>> START
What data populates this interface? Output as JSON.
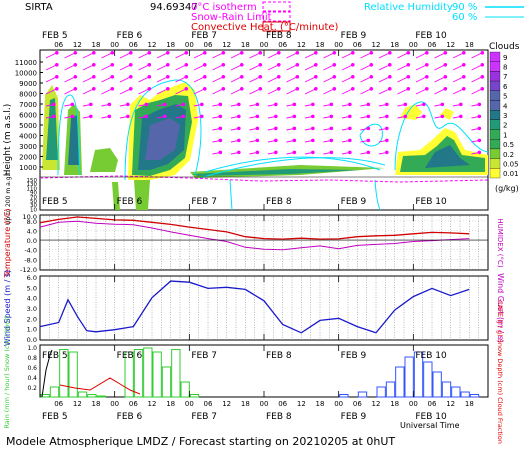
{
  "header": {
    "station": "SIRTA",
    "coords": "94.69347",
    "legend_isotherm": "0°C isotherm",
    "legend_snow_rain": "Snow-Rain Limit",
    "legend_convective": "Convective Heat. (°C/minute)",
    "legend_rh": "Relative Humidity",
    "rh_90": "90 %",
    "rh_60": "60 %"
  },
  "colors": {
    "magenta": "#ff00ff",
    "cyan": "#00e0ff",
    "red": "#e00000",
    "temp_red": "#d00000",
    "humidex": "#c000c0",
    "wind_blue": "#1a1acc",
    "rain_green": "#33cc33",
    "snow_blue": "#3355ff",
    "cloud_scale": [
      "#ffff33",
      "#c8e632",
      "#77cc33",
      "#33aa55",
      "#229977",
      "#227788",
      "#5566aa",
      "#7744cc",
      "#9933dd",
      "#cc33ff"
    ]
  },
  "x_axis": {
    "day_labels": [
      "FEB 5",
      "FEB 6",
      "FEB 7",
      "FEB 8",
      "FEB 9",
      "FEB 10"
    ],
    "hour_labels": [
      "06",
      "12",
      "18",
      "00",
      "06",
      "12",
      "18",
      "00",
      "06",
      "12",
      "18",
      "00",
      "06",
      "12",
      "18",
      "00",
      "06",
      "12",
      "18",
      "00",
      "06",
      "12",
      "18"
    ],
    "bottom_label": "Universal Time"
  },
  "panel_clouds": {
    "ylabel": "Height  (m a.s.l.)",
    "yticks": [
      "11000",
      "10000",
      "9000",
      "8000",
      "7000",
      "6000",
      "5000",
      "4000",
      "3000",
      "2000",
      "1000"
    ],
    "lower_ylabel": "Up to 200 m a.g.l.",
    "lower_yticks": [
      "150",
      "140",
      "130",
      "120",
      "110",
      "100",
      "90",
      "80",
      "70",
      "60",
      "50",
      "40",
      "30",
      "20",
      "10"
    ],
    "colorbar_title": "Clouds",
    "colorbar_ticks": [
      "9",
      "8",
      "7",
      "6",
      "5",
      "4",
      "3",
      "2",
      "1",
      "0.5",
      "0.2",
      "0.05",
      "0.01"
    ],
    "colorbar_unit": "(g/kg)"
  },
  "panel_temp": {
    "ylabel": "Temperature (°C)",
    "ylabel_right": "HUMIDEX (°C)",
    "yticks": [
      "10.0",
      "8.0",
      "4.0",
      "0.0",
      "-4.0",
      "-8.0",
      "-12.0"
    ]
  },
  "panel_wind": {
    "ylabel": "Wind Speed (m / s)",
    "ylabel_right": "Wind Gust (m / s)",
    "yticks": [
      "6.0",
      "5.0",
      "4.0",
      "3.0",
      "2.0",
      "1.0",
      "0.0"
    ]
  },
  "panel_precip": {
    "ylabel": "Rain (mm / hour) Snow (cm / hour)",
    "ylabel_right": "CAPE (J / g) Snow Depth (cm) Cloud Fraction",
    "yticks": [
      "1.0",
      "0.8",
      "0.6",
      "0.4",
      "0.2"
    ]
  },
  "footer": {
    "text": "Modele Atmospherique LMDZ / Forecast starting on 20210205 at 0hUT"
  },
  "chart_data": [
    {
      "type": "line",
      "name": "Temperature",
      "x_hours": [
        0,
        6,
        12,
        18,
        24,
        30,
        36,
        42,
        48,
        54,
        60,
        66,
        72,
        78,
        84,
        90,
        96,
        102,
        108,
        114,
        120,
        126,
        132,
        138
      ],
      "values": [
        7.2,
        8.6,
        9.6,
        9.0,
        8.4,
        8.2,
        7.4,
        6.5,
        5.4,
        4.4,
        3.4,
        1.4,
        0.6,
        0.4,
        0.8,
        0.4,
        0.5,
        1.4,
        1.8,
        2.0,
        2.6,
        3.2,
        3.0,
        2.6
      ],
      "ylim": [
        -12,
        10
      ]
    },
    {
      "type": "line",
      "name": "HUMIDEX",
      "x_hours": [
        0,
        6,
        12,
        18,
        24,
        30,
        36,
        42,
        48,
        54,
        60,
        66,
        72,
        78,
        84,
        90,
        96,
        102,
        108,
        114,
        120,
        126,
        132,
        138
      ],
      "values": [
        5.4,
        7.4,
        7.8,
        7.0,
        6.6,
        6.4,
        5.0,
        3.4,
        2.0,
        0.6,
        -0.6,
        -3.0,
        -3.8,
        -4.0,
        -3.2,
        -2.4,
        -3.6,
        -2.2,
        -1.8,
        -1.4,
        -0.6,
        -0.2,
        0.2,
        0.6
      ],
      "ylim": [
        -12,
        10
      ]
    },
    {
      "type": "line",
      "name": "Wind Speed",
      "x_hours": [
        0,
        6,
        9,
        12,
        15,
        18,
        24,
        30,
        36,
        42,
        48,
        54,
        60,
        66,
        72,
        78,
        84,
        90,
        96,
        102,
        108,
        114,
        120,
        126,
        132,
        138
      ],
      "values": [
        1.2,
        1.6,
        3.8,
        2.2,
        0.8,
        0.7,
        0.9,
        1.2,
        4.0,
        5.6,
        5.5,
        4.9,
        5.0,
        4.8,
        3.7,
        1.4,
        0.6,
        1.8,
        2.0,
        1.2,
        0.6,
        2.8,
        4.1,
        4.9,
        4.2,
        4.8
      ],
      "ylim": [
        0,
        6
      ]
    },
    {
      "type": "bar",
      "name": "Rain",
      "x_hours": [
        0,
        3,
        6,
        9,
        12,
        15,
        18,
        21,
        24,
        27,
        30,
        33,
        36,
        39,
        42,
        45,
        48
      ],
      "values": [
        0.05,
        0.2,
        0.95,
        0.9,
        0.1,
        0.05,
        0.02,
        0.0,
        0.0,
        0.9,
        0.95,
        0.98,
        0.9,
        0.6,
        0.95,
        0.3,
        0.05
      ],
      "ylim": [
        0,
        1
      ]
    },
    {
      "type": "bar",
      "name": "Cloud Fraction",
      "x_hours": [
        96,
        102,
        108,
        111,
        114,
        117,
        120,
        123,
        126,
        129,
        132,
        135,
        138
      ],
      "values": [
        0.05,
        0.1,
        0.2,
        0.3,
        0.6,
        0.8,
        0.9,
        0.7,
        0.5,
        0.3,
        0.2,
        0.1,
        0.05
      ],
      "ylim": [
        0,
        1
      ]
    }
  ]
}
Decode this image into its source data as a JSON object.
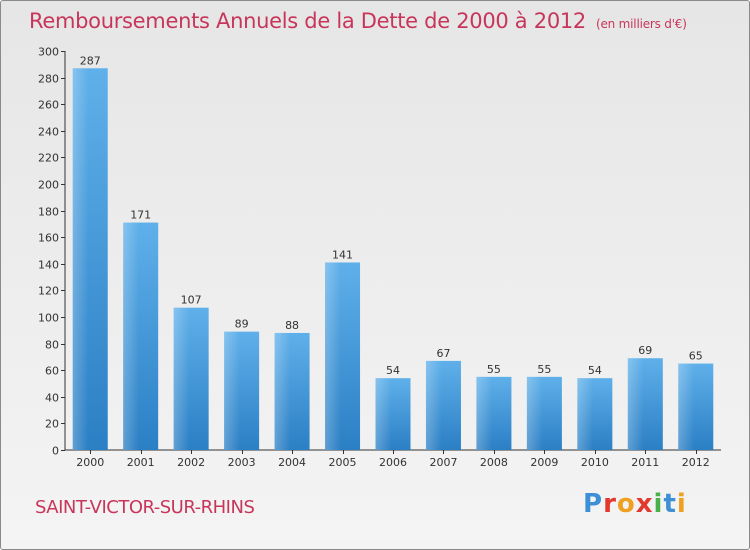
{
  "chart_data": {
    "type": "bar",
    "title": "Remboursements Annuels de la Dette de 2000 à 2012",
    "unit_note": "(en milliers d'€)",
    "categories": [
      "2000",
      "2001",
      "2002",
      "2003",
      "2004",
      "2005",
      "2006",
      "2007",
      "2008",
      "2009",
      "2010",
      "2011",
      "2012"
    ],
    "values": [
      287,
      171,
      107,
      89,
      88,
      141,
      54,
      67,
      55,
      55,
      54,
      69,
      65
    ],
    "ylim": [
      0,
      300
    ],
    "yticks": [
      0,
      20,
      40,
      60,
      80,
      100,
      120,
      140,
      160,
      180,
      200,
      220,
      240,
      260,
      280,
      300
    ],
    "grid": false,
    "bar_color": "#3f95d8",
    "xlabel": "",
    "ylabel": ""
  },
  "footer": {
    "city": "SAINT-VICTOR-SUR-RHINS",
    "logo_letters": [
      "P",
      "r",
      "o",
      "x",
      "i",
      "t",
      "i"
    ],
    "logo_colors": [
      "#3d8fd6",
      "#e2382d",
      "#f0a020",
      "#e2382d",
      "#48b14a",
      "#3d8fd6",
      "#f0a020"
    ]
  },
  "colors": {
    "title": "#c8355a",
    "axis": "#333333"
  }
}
>> END
Check each line of the entries above, and show every one holding the word "Temperature".

RIGHT ANSWER:
    "ylabel": "Temperature (°C)",
      "name": "Temperature",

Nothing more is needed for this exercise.